_TASK TO COMPLETE_.
Reproduce the listing below exactly. Pictures do not belong in the copy.

□ □ □ □ □

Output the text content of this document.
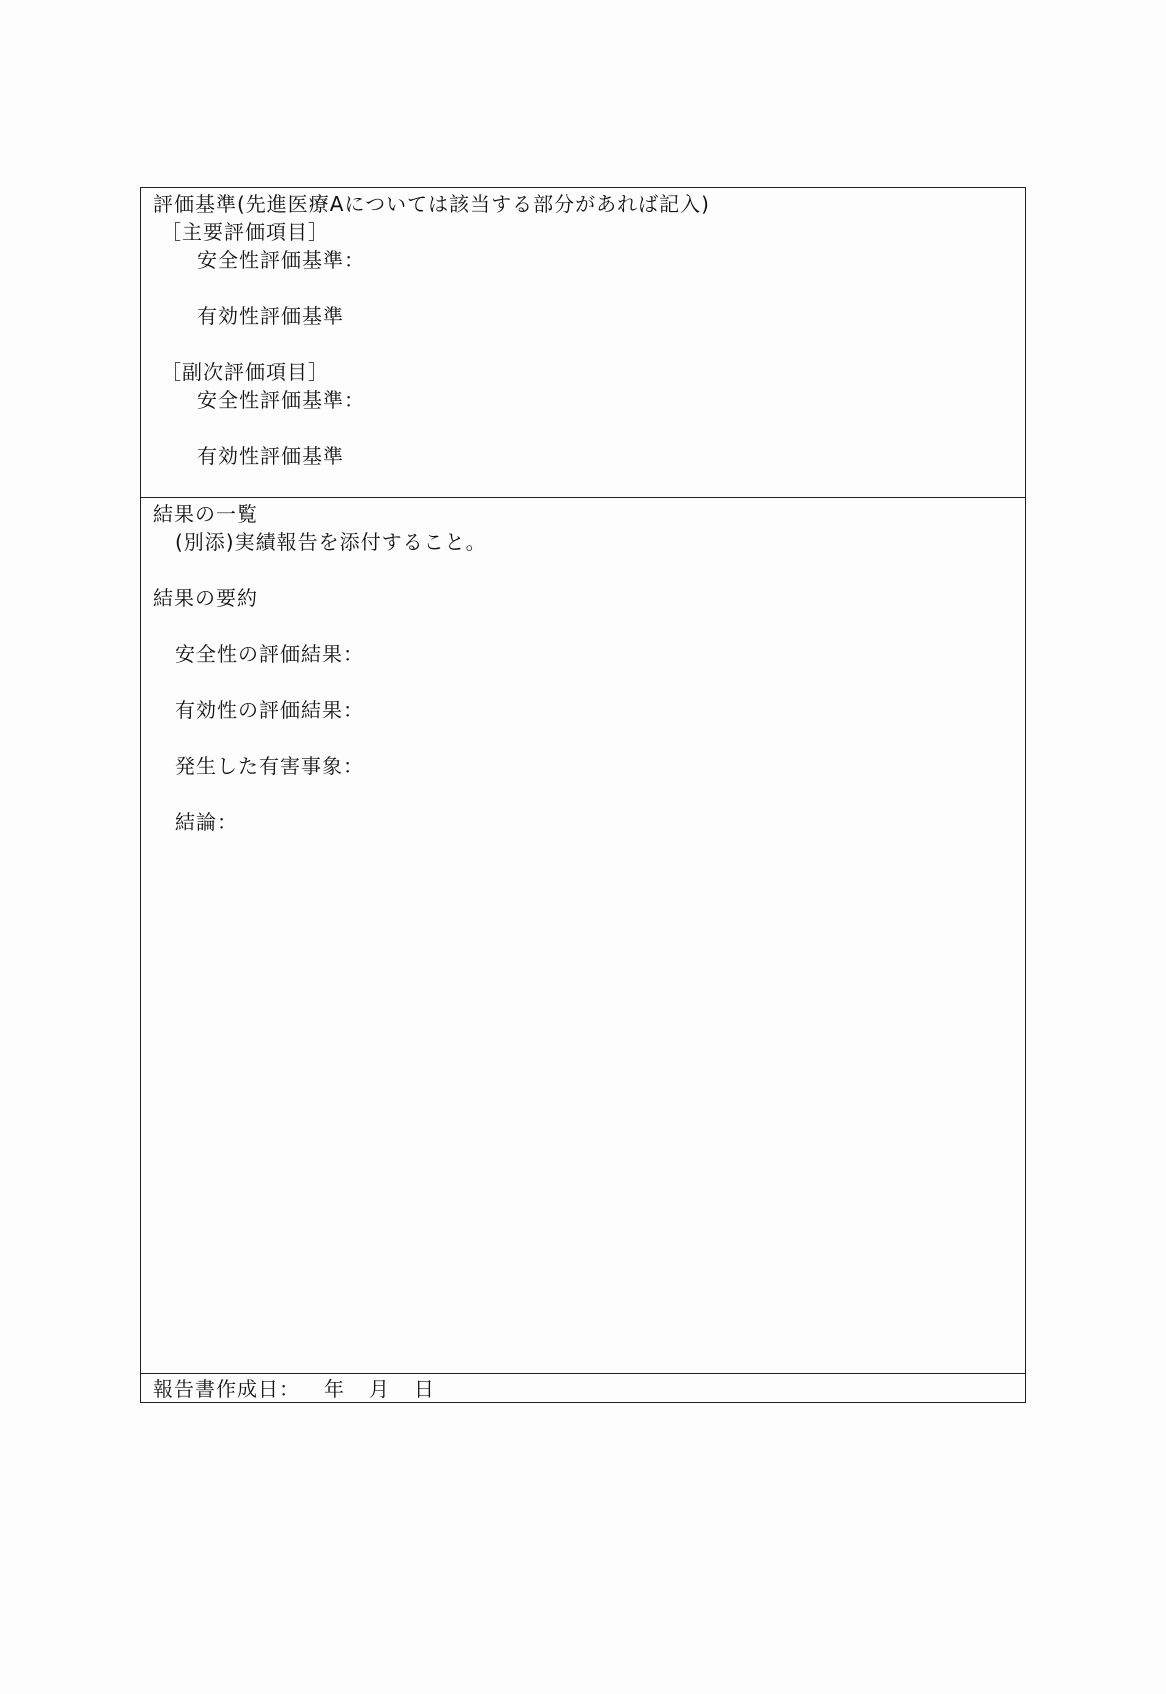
評価基準(先進医療Aについては該当する部分があれば記入)
［主要評価項目］
安全性評価基準：
有効性評価基準
［副次評価項目］
安全性評価基準：
有効性評価基準
結果の一覧
(別添)実績報告を添付すること。
結果の要約
安全性の評価結果：
有効性の評価結果：
発生した有害事象：
結論：
報告書作成日： 年 月 日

□ □ □ □ □

_SOLUTION TO THIS TASK_.
Output the text content of this document.
評価基準(先進医療Aについては該当する部分があれば記入)
［主要評価項目］
安全性評価基準：
有効性評価基準
［副次評価項目］
安全性評価基準：
有効性評価基準
結果の一覧
(別添)実績報告を添付すること。
結果の要約
安全性の評価結果：
有効性の評価結果：
発生した有害事象：
結論：
報告書作成日： 年 月 日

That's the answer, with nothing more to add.